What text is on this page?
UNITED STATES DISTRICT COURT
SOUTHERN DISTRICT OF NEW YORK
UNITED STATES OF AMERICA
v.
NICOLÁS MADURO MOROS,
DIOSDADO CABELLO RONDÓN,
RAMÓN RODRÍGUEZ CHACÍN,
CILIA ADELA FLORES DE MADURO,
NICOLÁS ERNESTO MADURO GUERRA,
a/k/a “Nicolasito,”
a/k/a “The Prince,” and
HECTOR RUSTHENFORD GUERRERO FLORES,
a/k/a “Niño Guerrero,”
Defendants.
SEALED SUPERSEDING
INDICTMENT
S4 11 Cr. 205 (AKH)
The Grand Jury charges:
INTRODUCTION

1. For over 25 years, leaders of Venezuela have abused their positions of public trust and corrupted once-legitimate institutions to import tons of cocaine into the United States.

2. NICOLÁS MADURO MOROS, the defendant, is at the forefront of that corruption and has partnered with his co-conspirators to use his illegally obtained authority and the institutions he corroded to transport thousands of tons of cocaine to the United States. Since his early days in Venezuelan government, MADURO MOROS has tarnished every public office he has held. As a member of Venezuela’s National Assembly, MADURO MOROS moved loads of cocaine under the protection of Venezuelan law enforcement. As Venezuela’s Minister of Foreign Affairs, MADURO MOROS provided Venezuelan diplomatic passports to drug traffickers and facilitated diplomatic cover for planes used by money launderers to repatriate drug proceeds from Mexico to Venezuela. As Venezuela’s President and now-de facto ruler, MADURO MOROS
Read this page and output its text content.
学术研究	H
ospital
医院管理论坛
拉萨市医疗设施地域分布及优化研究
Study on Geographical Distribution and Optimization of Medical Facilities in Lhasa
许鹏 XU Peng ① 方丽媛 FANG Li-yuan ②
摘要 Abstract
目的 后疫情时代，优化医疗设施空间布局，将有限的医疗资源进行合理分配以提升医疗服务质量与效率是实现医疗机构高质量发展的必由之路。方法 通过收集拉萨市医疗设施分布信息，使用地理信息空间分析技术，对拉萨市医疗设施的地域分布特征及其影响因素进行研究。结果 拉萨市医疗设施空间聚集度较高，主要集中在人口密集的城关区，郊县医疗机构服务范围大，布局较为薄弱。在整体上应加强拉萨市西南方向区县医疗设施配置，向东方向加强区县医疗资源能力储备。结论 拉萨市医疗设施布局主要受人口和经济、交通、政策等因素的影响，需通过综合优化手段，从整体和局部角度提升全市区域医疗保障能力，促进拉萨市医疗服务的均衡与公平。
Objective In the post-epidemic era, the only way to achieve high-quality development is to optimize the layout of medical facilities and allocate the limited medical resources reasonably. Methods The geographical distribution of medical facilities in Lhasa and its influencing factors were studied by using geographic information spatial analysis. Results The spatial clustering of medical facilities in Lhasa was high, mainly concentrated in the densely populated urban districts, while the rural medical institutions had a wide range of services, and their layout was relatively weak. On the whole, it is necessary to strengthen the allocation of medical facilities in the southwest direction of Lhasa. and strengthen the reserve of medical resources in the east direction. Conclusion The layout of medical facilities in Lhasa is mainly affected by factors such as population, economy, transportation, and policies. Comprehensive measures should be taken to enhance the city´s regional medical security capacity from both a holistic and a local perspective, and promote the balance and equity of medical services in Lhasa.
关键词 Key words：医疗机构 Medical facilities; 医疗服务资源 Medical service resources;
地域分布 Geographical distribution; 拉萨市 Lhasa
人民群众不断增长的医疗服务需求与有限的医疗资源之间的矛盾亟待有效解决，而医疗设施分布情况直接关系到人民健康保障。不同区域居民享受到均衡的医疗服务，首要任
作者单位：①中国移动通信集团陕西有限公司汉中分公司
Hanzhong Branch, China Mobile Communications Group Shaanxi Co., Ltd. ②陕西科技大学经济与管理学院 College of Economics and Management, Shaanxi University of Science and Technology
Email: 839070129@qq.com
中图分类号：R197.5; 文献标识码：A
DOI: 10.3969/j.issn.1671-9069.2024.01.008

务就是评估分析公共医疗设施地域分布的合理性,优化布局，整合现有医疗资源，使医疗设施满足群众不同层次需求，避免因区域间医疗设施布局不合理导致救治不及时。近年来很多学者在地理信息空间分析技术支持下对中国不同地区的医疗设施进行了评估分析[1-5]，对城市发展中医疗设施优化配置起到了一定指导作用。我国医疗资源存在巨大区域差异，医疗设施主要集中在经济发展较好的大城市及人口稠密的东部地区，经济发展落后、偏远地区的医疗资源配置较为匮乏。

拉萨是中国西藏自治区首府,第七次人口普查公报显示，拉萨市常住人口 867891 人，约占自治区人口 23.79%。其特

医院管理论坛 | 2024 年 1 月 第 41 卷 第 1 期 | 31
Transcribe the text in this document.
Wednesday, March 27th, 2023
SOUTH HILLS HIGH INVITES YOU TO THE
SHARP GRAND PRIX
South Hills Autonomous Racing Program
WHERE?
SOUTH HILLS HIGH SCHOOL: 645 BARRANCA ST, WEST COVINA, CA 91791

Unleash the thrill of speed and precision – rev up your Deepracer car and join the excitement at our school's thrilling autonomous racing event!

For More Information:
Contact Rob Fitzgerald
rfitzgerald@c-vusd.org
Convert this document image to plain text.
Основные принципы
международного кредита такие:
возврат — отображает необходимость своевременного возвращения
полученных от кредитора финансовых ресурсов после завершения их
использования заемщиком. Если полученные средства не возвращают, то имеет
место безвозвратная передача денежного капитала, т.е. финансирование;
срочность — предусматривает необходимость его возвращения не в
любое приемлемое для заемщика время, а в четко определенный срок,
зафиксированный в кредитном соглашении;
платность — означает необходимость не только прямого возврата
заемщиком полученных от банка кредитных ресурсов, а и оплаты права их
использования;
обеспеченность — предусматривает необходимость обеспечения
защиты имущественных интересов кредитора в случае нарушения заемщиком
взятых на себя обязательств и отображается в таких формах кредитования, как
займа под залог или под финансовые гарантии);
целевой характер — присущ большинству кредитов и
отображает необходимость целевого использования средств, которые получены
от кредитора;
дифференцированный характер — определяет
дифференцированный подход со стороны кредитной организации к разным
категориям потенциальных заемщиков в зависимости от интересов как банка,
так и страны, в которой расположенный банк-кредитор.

* * *

TASK OBJECTIVE
Quote each line of the data above exactly as written.

OUTPUT FOR THIS TASK
What text is on this page?
UNITED STATES DISTRICT COURT
SOUTHERN DISTRICT OF NEW YORK
UNITED STATES OF AMERICA
v.
NICOLÁS MADURO MOROS,
DIOSDADO CABELLO RONDÓN,
RAMÓN RODRÍGUEZ CHACÍN,
CILIA ADELA FLORES DE MADURO,
NICOLÁS ERNESTO MADURO GUERRA,
a/k/a “Nicolasito,”
a/k/a “The Prince,” and
HECTOR RUSTHENFORD GUERRERO FLORES,
a/k/a “Niño Guerrero,”
Defendants.
SEALED SUPERSEDING
INDICTMENT
S4 11 Cr. 205 (AKH)
The Grand Jury charges:
INTRODUCTION

1. For over 25 years, leaders of Venezuela have abused their positions of public trust and corrupted once-legitimate institutions to import tons of cocaine into the United States.

2. NICOLÁS MADURO MOROS, the defendant, is at the forefront of that corruption and has partnered with his co-conspirators to use his illegally obtained authority and the institutions he corroded to transport thousands of tons of cocaine to the United States. Since his early days in Venezuelan government, MADURO MOROS has tarnished every public office he has held. As a member of Venezuela’s National Assembly, MADURO MOROS moved loads of cocaine under the protection of Venezuelan law enforcement. As Venezuela’s Minister of Foreign Affairs, MADURO MOROS provided Venezuelan diplomatic passports to drug traffickers and facilitated diplomatic cover for planes used by money launderers to repatriate drug proceeds from Mexico to Venezuela. As Venezuela’s President and now-de facto ruler, MADURO MOROS
Read this page and output its text content.
学术研究	H
ospital
医院管理论坛
拉萨市医疗设施地域分布及优化研究
Study on Geographical Distribution and Optimization of Medical Facilities in Lhasa
许鹏 XU Peng ① 方丽媛 FANG Li-yuan ②
摘要 Abstract
目的 后疫情时代，优化医疗设施空间布局，将有限的医疗资源进行合理分配以提升医疗服务质量与效率是实现医疗机构高质量发展的必由之路。方法 通过收集拉萨市医疗设施分布信息，使用地理信息空间分析技术，对拉萨市医疗设施的地域分布特征及其影响因素进行研究。结果 拉萨市医疗设施空间聚集度较高，主要集中在人口密集的城关区，郊县医疗机构服务范围大，布局较为薄弱。在整体上应加强拉萨市西南方向区县医疗设施配置，向东方向加强区县医疗资源能力储备。结论 拉萨市医疗设施布局主要受人口和经济、交通、政策等因素的影响，需通过综合优化手段，从整体和局部角度提升全市区域医疗保障能力，促进拉萨市医疗服务的均衡与公平。
Objective In the post-epidemic era, the only way to achieve high-quality development is to optimize the layout of medical facilities and allocate the limited medical resources reasonably. Methods The geographical distribution of medical facilities in Lhasa and its influencing factors were studied by using geographic information spatial analysis. Results The spatial clustering of medical facilities in Lhasa was high, mainly concentrated in the densely populated urban districts, while the rural medical institutions had a wide range of services, and their layout was relatively weak. On the whole, it is necessary to strengthen the allocation of medical facilities in the southwest direction of Lhasa. and strengthen the reserve of medical resources in the east direction. Conclusion The layout of medical facilities in Lhasa is mainly affected by factors such as population, economy, transportation, and policies. Comprehensive measures should be taken to enhance the city´s regional medical security capacity from both a holistic and a local perspective, and promote the balance and equity of medical services in Lhasa.
关键词 Key words：医疗机构 Medical facilities; 医疗服务资源 Medical service resources;
地域分布 Geographical distribution; 拉萨市 Lhasa
人民群众不断增长的医疗服务需求与有限的医疗资源之间的矛盾亟待有效解决，而医疗设施分布情况直接关系到人民健康保障。不同区域居民享受到均衡的医疗服务，首要任
作者单位：①中国移动通信集团陕西有限公司汉中分公司
Hanzhong Branch, China Mobile Communications Group Shaanxi Co., Ltd. ②陕西科技大学经济与管理学院 College of Economics and Management, Shaanxi University of Science and Technology
Email: 839070129@qq.com
中图分类号：R197.5; 文献标识码：A
DOI: 10.3969/j.issn.1671-9069.2024.01.008

务就是评估分析公共医疗设施地域分布的合理性,优化布局，整合现有医疗资源，使医疗设施满足群众不同层次需求，避免因区域间医疗设施布局不合理导致救治不及时。近年来很多学者在地理信息空间分析技术支持下对中国不同地区的医疗设施进行了评估分析[1-5]，对城市发展中医疗设施优化配置起到了一定指导作用。我国医疗资源存在巨大区域差异，医疗设施主要集中在经济发展较好的大城市及人口稠密的东部地区，经济发展落后、偏远地区的医疗资源配置较为匮乏。

拉萨是中国西藏自治区首府,第七次人口普查公报显示，拉萨市常住人口 867891 人，约占自治区人口 23.79%。其特

医院管理论坛 | 2024 年 1 月 第 41 卷 第 1 期 | 31
Transcribe the text in this document.
Wednesday, March 27th, 2023
SOUTH HILLS HIGH INVITES YOU TO THE
SHARP GRAND PRIX
South Hills Autonomous Racing Program
WHERE?
SOUTH HILLS HIGH SCHOOL: 645 BARRANCA ST, WEST COVINA, CA 91791

Unleash the thrill of speed and precision – rev up your Deepracer car and join the excitement at our school's thrilling autonomous racing event!

For More Information:
Contact Rob Fitzgerald
rfitzgerald@c-vusd.org
Convert this document image to plain text.
Основные принципы
международного кредита такие:
возврат — отображает необходимость своевременного возвращения
полученных от кредитора финансовых ресурсов после завершения их
использования заемщиком. Если полученные средства не возвращают, то имеет
место безвозвратная передача денежного капитала, т.е. финансирование;
срочность — предусматривает необходимость его возвращения не в
любое приемлемое для заемщика время, а в четко определенный срок,
зафиксированный в кредитном соглашении;
платность — означает необходимость не только прямого возврата
заемщиком полученных от банка кредитных ресурсов, а и оплаты права их
использования;
обеспеченность — предусматривает необходимость обеспечения
защиты имущественных интересов кредитора в случае нарушения заемщиком
взятых на себя обязательств и отображается в таких формах кредитования, как
займа под залог или под финансовые гарантии);
целевой характер — присущ большинству кредитов и
отображает необходимость целевого использования средств, которые получены
от кредитора;
дифференцированный характер — определяет
дифференцированный подход со стороны кредитной организации к разным
категориям потенциальных заемщиков в зависимости от интересов как банка,
так и страны, в которой расположенный банк-кредитор.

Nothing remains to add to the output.